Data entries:
---+---

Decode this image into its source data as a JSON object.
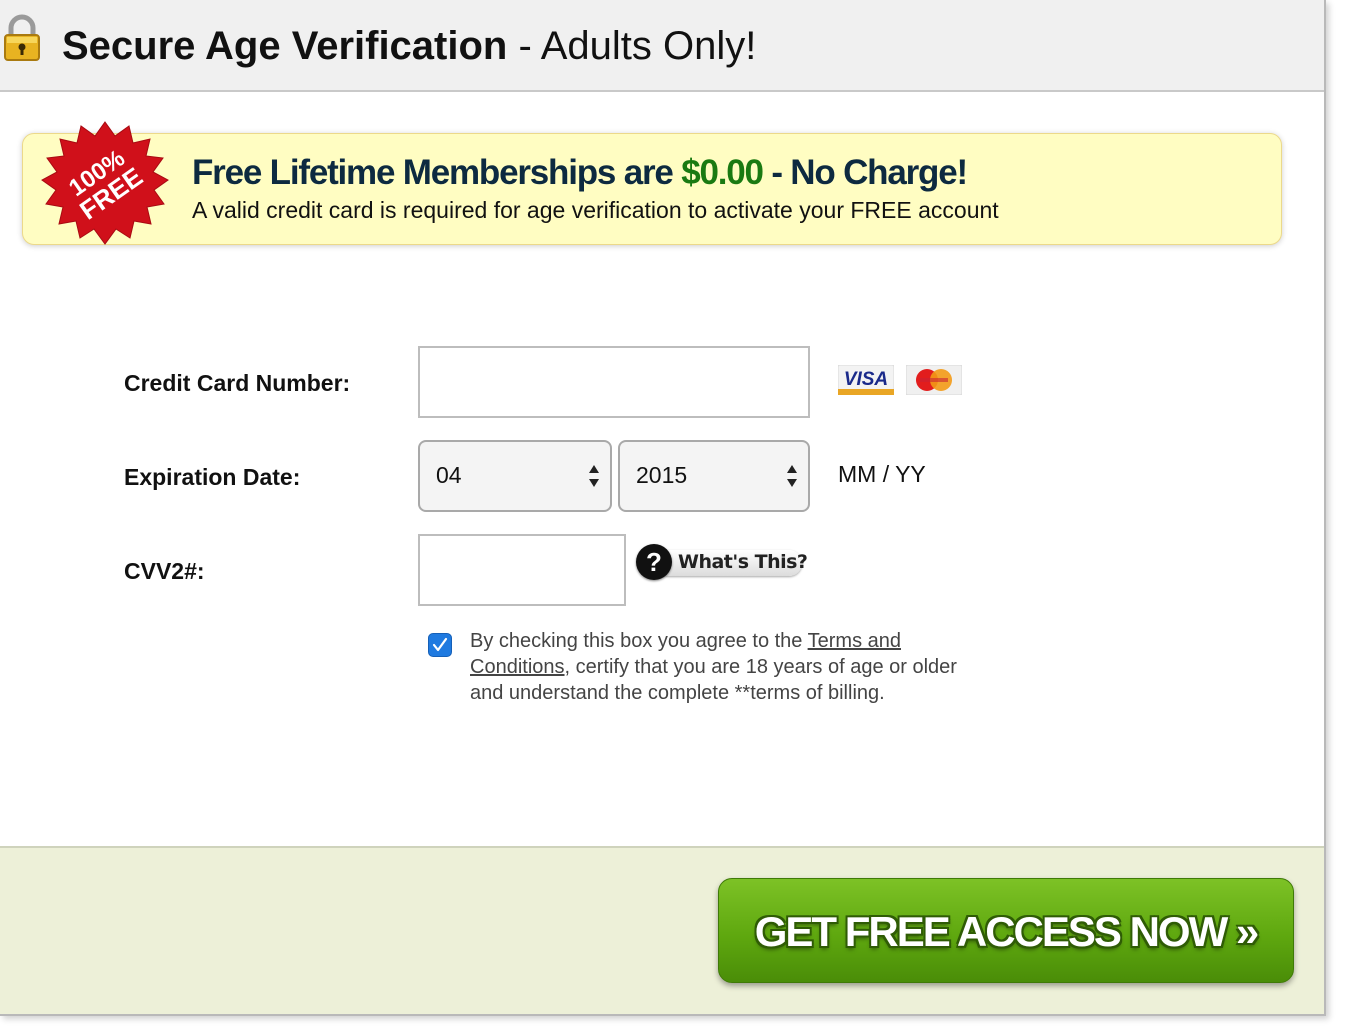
{
  "header": {
    "title_bold": "Secure Age Verification",
    "title_rest": " - Adults Only!",
    "icon": "lock-icon"
  },
  "promo": {
    "badge_line1": "100%",
    "badge_line2": "FREE",
    "headline_part1": "Free Lifetime Memberships are ",
    "headline_price": "$0.00",
    "headline_part2": " - No Charge!",
    "subtext": "A valid credit card is required for age verification to activate your FREE account",
    "price_color": "#1a7a12",
    "badge_color": "#d0101a"
  },
  "form": {
    "card_number": {
      "label": "Credit Card Number:",
      "value": ""
    },
    "card_logos": [
      "VISA",
      "MasterCard"
    ],
    "expiration": {
      "label": "Expiration Date:",
      "month": "04",
      "year": "2015",
      "format_hint": "MM / YY"
    },
    "cvv": {
      "label": "CVV2#:",
      "value": "",
      "help_label": "What's This?",
      "help_icon": "question-icon"
    },
    "agree": {
      "checked": true,
      "text_before": "By checking this box you agree to the ",
      "link": "Terms and Conditions",
      "text_after": ", certify that you are 18 years of age or older and understand the complete **terms of billing."
    }
  },
  "footer": {
    "cta_label": "GET FREE ACCESS NOW »",
    "cta_color": "#5fa80f"
  }
}
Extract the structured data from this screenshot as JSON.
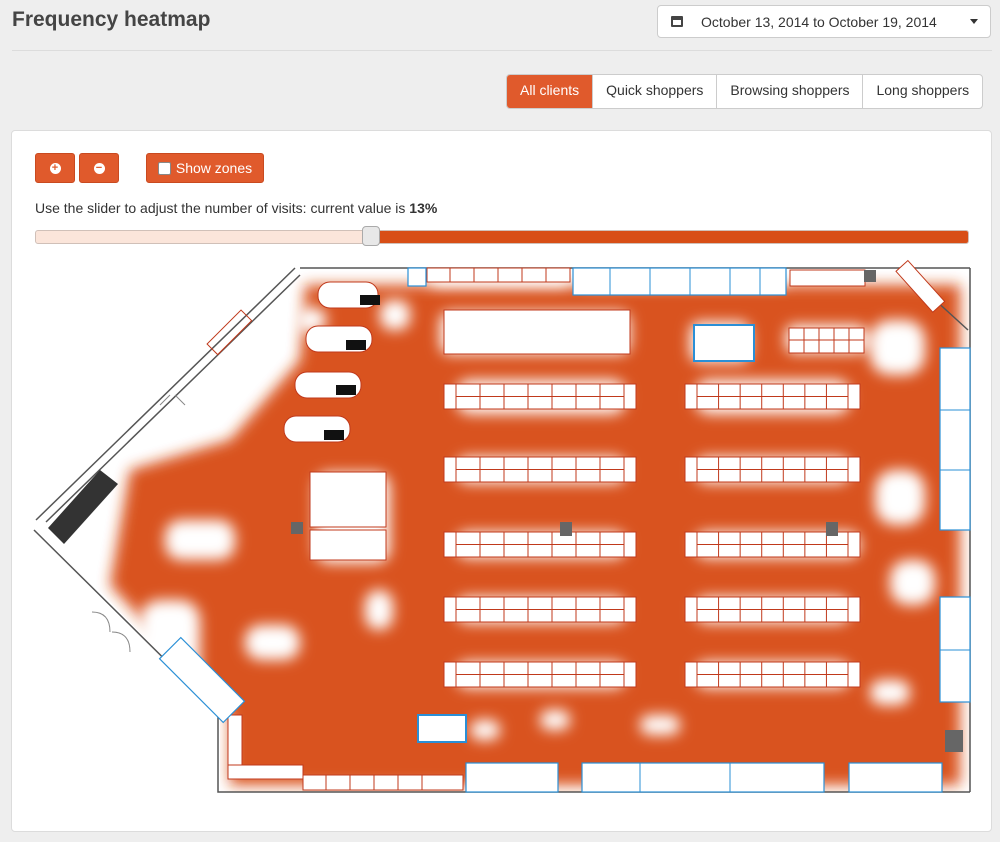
{
  "page": {
    "title": "Frequency heatmap"
  },
  "date_range": {
    "label": "October 13, 2014 to October 19, 2014"
  },
  "segments": [
    {
      "label": "All clients",
      "active": true
    },
    {
      "label": "Quick shoppers",
      "active": false
    },
    {
      "label": "Browsing shoppers",
      "active": false
    },
    {
      "label": "Long shoppers",
      "active": false
    }
  ],
  "toolbar": {
    "zoom_in_icon": "plus-circle-icon",
    "zoom_out_icon": "minus-circle-icon",
    "show_zones_label": "Show zones"
  },
  "slider": {
    "hint_prefix": "Use the slider to adjust the number of visits: current value is ",
    "value_label": "13%",
    "value": 0.36
  },
  "colors": {
    "accent": "#e05a2c",
    "heat": "#d84e16",
    "fixture_line": "#c0391b",
    "cooler_line": "#2a8fd6"
  }
}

---+---

## PROBLEM TO SOLVE:
Count how many lines include the string "slider". Nothing but the number is needed.

## TASK OUTPUT:
2